DIRECTIONS FOR THIS TASK
Quote every line as given.

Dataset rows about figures
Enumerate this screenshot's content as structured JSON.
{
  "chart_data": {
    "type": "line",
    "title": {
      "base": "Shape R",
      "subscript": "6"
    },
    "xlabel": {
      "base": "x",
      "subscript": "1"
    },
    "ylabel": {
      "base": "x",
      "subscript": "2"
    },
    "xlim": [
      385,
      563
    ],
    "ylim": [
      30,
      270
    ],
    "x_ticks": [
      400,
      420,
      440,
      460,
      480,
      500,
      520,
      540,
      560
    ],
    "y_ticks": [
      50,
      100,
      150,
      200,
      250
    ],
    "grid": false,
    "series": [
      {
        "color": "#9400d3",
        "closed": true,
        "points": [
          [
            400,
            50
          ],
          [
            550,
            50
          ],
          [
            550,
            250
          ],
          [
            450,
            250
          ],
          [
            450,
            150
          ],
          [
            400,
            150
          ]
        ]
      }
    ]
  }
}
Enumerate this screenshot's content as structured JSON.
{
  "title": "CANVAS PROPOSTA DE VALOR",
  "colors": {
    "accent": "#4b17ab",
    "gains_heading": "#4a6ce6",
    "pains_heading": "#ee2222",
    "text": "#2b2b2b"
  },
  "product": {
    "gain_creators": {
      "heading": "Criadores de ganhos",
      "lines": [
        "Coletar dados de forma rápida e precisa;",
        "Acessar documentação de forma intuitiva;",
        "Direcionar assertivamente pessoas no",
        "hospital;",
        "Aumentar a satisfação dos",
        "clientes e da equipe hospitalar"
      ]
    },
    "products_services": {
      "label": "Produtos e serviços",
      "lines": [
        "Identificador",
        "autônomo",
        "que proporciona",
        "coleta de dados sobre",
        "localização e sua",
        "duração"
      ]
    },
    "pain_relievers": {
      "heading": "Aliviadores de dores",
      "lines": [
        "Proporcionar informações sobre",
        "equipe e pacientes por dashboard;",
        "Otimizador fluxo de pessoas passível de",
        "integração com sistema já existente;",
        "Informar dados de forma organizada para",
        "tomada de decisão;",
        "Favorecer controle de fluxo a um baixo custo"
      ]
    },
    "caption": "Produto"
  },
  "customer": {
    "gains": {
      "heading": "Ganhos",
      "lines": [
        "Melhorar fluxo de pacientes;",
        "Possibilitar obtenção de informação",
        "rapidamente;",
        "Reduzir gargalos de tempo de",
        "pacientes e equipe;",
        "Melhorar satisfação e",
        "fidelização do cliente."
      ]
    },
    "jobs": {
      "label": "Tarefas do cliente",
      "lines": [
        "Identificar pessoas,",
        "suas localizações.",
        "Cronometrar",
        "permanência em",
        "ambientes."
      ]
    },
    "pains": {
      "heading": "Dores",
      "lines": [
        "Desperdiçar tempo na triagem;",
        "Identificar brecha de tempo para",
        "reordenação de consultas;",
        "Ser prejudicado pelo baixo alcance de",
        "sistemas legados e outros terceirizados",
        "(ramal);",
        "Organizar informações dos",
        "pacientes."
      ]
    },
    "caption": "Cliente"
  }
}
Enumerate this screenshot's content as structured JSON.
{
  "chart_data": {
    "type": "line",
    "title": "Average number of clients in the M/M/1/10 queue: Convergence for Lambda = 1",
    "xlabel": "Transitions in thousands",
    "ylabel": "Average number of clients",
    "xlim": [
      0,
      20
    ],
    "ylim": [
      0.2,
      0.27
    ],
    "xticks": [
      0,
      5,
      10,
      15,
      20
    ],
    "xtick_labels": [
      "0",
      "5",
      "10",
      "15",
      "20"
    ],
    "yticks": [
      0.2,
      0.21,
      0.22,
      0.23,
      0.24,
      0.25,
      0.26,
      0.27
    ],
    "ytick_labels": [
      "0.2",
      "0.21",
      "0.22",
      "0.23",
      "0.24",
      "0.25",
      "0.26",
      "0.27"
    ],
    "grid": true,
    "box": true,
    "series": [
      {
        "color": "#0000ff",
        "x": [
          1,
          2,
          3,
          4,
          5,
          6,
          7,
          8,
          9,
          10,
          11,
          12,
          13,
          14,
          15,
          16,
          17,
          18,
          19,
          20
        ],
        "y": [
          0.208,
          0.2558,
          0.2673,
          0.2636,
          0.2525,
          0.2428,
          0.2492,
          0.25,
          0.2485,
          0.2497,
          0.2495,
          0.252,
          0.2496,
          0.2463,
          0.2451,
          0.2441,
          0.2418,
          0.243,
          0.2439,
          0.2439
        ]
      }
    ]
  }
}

FINAL ANSWER
Enumerate this screenshot's content as structured JSON.
{
  "chart_data": {
    "type": "line",
    "title": {
      "base": "Shape R",
      "subscript": "6"
    },
    "xlabel": {
      "base": "x",
      "subscript": "1"
    },
    "ylabel": {
      "base": "x",
      "subscript": "2"
    },
    "xlim": [
      385,
      563
    ],
    "ylim": [
      30,
      270
    ],
    "x_ticks": [
      400,
      420,
      440,
      460,
      480,
      500,
      520,
      540,
      560
    ],
    "y_ticks": [
      50,
      100,
      150,
      200,
      250
    ],
    "grid": false,
    "series": [
      {
        "color": "#9400d3",
        "closed": true,
        "points": [
          [
            400,
            50
          ],
          [
            550,
            50
          ],
          [
            550,
            250
          ],
          [
            450,
            250
          ],
          [
            450,
            150
          ],
          [
            400,
            150
          ]
        ]
      }
    ]
  }
}
Enumerate this screenshot's content as structured JSON.
{
  "title": "CANVAS PROPOSTA DE VALOR",
  "colors": {
    "accent": "#4b17ab",
    "gains_heading": "#4a6ce6",
    "pains_heading": "#ee2222",
    "text": "#2b2b2b"
  },
  "product": {
    "gain_creators": {
      "heading": "Criadores de ganhos",
      "lines": [
        "Coletar dados de forma rápida e precisa;",
        "Acessar documentação de forma intuitiva;",
        "Direcionar assertivamente pessoas no",
        "hospital;",
        "Aumentar a satisfação dos",
        "clientes e da equipe hospitalar"
      ]
    },
    "products_services": {
      "label": "Produtos e serviços",
      "lines": [
        "Identificador",
        "autônomo",
        "que proporciona",
        "coleta de dados sobre",
        "localização e sua",
        "duração"
      ]
    },
    "pain_relievers": {
      "heading": "Aliviadores de dores",
      "lines": [
        "Proporcionar informações sobre",
        "equipe e pacientes por dashboard;",
        "Otimizador fluxo de pessoas passível de",
        "integração com sistema já existente;",
        "Informar dados de forma organizada para",
        "tomada de decisão;",
        "Favorecer controle de fluxo a um baixo custo"
      ]
    },
    "caption": "Produto"
  },
  "customer": {
    "gains": {
      "heading": "Ganhos",
      "lines": [
        "Melhorar fluxo de pacientes;",
        "Possibilitar obtenção de informação",
        "rapidamente;",
        "Reduzir gargalos de tempo de",
        "pacientes e equipe;",
        "Melhorar satisfação e",
        "fidelização do cliente."
      ]
    },
    "jobs": {
      "label": "Tarefas do cliente",
      "lines": [
        "Identificar pessoas,",
        "suas localizações.",
        "Cronometrar",
        "permanência em",
        "ambientes."
      ]
    },
    "pains": {
      "heading": "Dores",
      "lines": [
        "Desperdiçar tempo na triagem;",
        "Identificar brecha de tempo para",
        "reordenação de consultas;",
        "Ser prejudicado pelo baixo alcance de",
        "sistemas legados e outros terceirizados",
        "(ramal);",
        "Organizar informações dos",
        "pacientes."
      ]
    },
    "caption": "Cliente"
  }
}
Enumerate this screenshot's content as structured JSON.
{
  "chart_data": {
    "type": "line",
    "title": "Average number of clients in the M/M/1/10 queue: Convergence for Lambda = 1",
    "xlabel": "Transitions in thousands",
    "ylabel": "Average number of clients",
    "xlim": [
      0,
      20
    ],
    "ylim": [
      0.2,
      0.27
    ],
    "xticks": [
      0,
      5,
      10,
      15,
      20
    ],
    "xtick_labels": [
      "0",
      "5",
      "10",
      "15",
      "20"
    ],
    "yticks": [
      0.2,
      0.21,
      0.22,
      0.23,
      0.24,
      0.25,
      0.26,
      0.27
    ],
    "ytick_labels": [
      "0.2",
      "0.21",
      "0.22",
      "0.23",
      "0.24",
      "0.25",
      "0.26",
      "0.27"
    ],
    "grid": true,
    "box": true,
    "series": [
      {
        "color": "#0000ff",
        "x": [
          1,
          2,
          3,
          4,
          5,
          6,
          7,
          8,
          9,
          10,
          11,
          12,
          13,
          14,
          15,
          16,
          17,
          18,
          19,
          20
        ],
        "y": [
          0.208,
          0.2558,
          0.2673,
          0.2636,
          0.2525,
          0.2428,
          0.2492,
          0.25,
          0.2485,
          0.2497,
          0.2495,
          0.252,
          0.2496,
          0.2463,
          0.2451,
          0.2441,
          0.2418,
          0.243,
          0.2439,
          0.2439
        ]
      }
    ]
  }
}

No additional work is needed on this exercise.